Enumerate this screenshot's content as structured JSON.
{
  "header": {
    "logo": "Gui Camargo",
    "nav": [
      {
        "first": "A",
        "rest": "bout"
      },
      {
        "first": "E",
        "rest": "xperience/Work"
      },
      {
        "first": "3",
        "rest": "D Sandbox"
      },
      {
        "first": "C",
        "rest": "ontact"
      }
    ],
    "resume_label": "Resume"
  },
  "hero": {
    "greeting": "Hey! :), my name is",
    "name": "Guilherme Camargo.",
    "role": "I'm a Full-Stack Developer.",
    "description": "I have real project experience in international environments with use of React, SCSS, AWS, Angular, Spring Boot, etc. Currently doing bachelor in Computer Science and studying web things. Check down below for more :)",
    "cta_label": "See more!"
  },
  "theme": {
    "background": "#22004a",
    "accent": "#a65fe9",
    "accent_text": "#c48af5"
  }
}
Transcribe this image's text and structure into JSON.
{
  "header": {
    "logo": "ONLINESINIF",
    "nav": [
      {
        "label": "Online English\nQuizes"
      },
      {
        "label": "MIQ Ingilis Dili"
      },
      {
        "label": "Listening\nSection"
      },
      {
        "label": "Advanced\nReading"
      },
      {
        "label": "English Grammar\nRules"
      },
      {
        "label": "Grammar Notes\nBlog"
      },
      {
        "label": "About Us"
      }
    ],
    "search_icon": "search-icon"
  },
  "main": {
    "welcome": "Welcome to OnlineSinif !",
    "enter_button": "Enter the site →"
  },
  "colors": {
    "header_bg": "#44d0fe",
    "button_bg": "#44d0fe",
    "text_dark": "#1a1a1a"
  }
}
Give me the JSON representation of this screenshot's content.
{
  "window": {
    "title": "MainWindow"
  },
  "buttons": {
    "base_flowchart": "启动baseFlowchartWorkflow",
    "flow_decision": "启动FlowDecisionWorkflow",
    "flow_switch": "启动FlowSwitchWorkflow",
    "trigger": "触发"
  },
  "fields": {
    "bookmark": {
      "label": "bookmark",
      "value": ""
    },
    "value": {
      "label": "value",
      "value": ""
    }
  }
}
•••••
### DIRECTIONS
Write the entire listing out again, word for word.

### EXERCISE RESULT
Enumerate this screenshot's content as structured JSON.
{
  "header": {
    "logo": "Gui Camargo",
    "nav": [
      {
        "first": "A",
        "rest": "bout"
      },
      {
        "first": "E",
        "rest": "xperience/Work"
      },
      {
        "first": "3",
        "rest": "D Sandbox"
      },
      {
        "first": "C",
        "rest": "ontact"
      }
    ],
    "resume_label": "Resume"
  },
  "hero": {
    "greeting": "Hey! :), my name is",
    "name": "Guilherme Camargo.",
    "role": "I'm a Full-Stack Developer.",
    "description": "I have real project experience in international environments with use of React, SCSS, AWS, Angular, Spring Boot, etc. Currently doing bachelor in Computer Science and studying web things. Check down below for more :)",
    "cta_label": "See more!"
  },
  "theme": {
    "background": "#22004a",
    "accent": "#a65fe9",
    "accent_text": "#c48af5"
  }
}
Transcribe this image's text and structure into JSON.
{
  "header": {
    "logo": "ONLINESINIF",
    "nav": [
      {
        "label": "Online English\nQuizes"
      },
      {
        "label": "MIQ Ingilis Dili"
      },
      {
        "label": "Listening\nSection"
      },
      {
        "label": "Advanced\nReading"
      },
      {
        "label": "English Grammar\nRules"
      },
      {
        "label": "Grammar Notes\nBlog"
      },
      {
        "label": "About Us"
      }
    ],
    "search_icon": "search-icon"
  },
  "main": {
    "welcome": "Welcome to OnlineSinif !",
    "enter_button": "Enter the site →"
  },
  "colors": {
    "header_bg": "#44d0fe",
    "button_bg": "#44d0fe",
    "text_dark": "#1a1a1a"
  }
}
Give me the JSON representation of this screenshot's content.
{
  "window": {
    "title": "MainWindow"
  },
  "buttons": {
    "base_flowchart": "启动baseFlowchartWorkflow",
    "flow_decision": "启动FlowDecisionWorkflow",
    "flow_switch": "启动FlowSwitchWorkflow",
    "trigger": "触发"
  },
  "fields": {
    "bookmark": {
      "label": "bookmark",
      "value": ""
    },
    "value": {
      "label": "value",
      "value": ""
    }
  }
}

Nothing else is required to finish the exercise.